## TO BE DONE
Please quote the material exactly, every line of it.

## RECORDS FOR THE TASK
··········

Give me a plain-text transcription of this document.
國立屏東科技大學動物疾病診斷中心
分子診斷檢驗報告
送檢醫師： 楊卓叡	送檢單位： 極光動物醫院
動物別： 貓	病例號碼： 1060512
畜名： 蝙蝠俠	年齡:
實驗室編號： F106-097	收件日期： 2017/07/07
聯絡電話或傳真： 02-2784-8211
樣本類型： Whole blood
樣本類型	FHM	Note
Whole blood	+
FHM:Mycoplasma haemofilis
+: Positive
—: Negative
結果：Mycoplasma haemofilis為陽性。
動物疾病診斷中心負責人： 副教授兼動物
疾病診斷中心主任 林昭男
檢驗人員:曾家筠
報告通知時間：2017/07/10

··········

## EXERCISE OUTPUT
Give me a plain-text transcription of this document.
國立屏東科技大學動物疾病診斷中心
分子診斷檢驗報告
送檢醫師： 楊卓叡	送檢單位： 極光動物醫院
動物別： 貓	病例號碼： 1060512
畜名： 蝙蝠俠	年齡:
實驗室編號： F106-097	收件日期： 2017/07/07
聯絡電話或傳真： 02-2784-8211
樣本類型： Whole blood
樣本類型	FHM	Note
Whole blood	+
FHM:Mycoplasma haemofilis
+: Positive
—: Negative
結果：Mycoplasma haemofilis為陽性。
動物疾病診斷中心負責人： 副教授兼動物
疾病診斷中心主任 林昭男
檢驗人員:曾家筠
報告通知時間：2017/07/10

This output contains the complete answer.